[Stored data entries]

┌────────

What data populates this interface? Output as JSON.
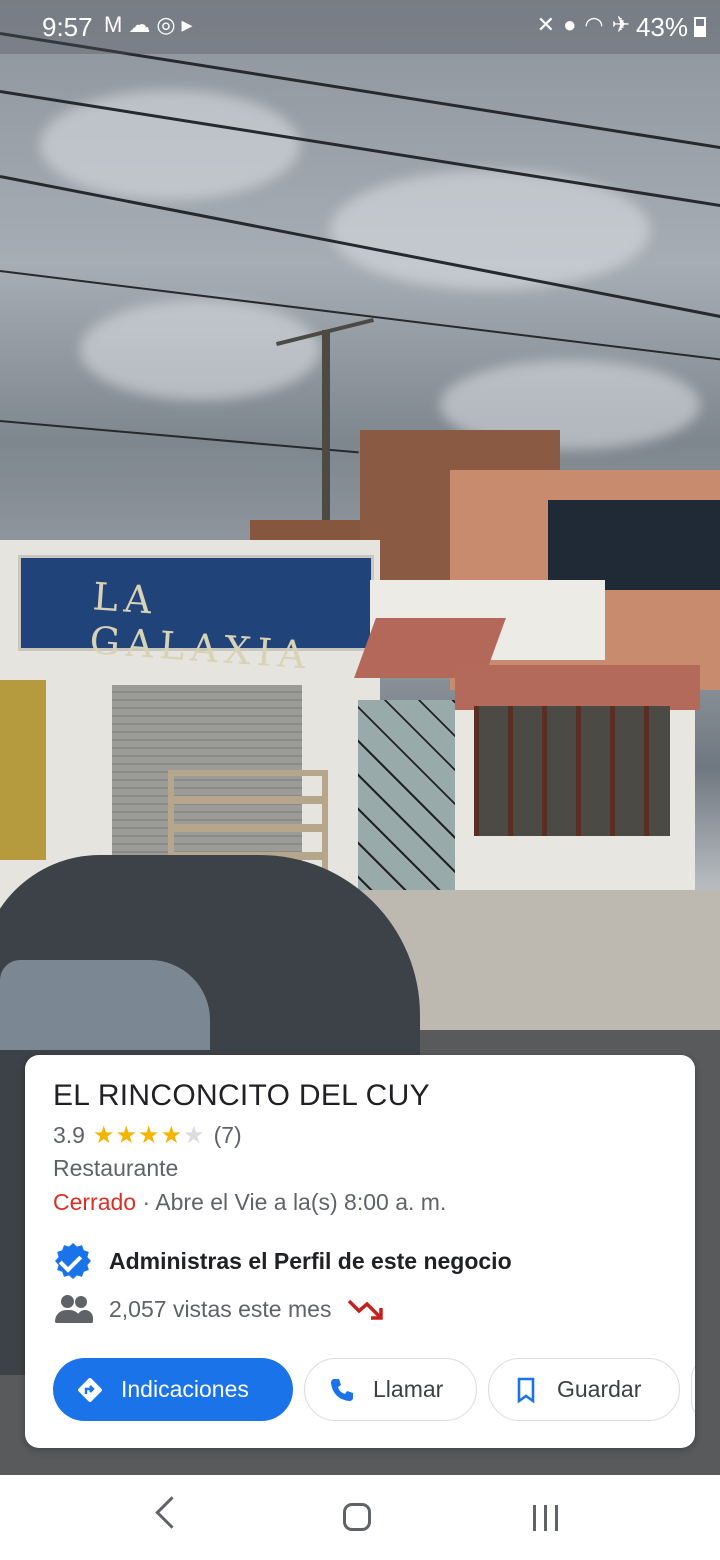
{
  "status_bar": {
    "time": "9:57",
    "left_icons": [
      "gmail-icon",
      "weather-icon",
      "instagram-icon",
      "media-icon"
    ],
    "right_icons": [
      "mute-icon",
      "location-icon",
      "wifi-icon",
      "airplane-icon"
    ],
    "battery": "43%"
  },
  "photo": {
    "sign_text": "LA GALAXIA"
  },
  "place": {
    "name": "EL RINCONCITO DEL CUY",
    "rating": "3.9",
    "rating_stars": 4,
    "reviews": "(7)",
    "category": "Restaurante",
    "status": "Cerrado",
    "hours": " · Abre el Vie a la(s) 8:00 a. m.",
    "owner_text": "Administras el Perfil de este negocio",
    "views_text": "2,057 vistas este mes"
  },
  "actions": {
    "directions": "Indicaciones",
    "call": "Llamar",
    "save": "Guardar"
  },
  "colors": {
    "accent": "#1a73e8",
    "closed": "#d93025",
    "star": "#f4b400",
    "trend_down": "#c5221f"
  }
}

└────────

What the task asks - Reproduce all of the data exactly; the pictures do not belong in the copy.

Answer to the problem -
What data populates this interface? Output as JSON.
{
  "status_bar": {
    "time": "9:57",
    "left_icons": [
      "gmail-icon",
      "weather-icon",
      "instagram-icon",
      "media-icon"
    ],
    "right_icons": [
      "mute-icon",
      "location-icon",
      "wifi-icon",
      "airplane-icon"
    ],
    "battery": "43%"
  },
  "photo": {
    "sign_text": "LA GALAXIA"
  },
  "place": {
    "name": "EL RINCONCITO DEL CUY",
    "rating": "3.9",
    "rating_stars": 4,
    "reviews": "(7)",
    "category": "Restaurante",
    "status": "Cerrado",
    "hours": " · Abre el Vie a la(s) 8:00 a. m.",
    "owner_text": "Administras el Perfil de este negocio",
    "views_text": "2,057 vistas este mes"
  },
  "actions": {
    "directions": "Indicaciones",
    "call": "Llamar",
    "save": "Guardar"
  },
  "colors": {
    "accent": "#1a73e8",
    "closed": "#d93025",
    "star": "#f4b400",
    "trend_down": "#c5221f"
  }
}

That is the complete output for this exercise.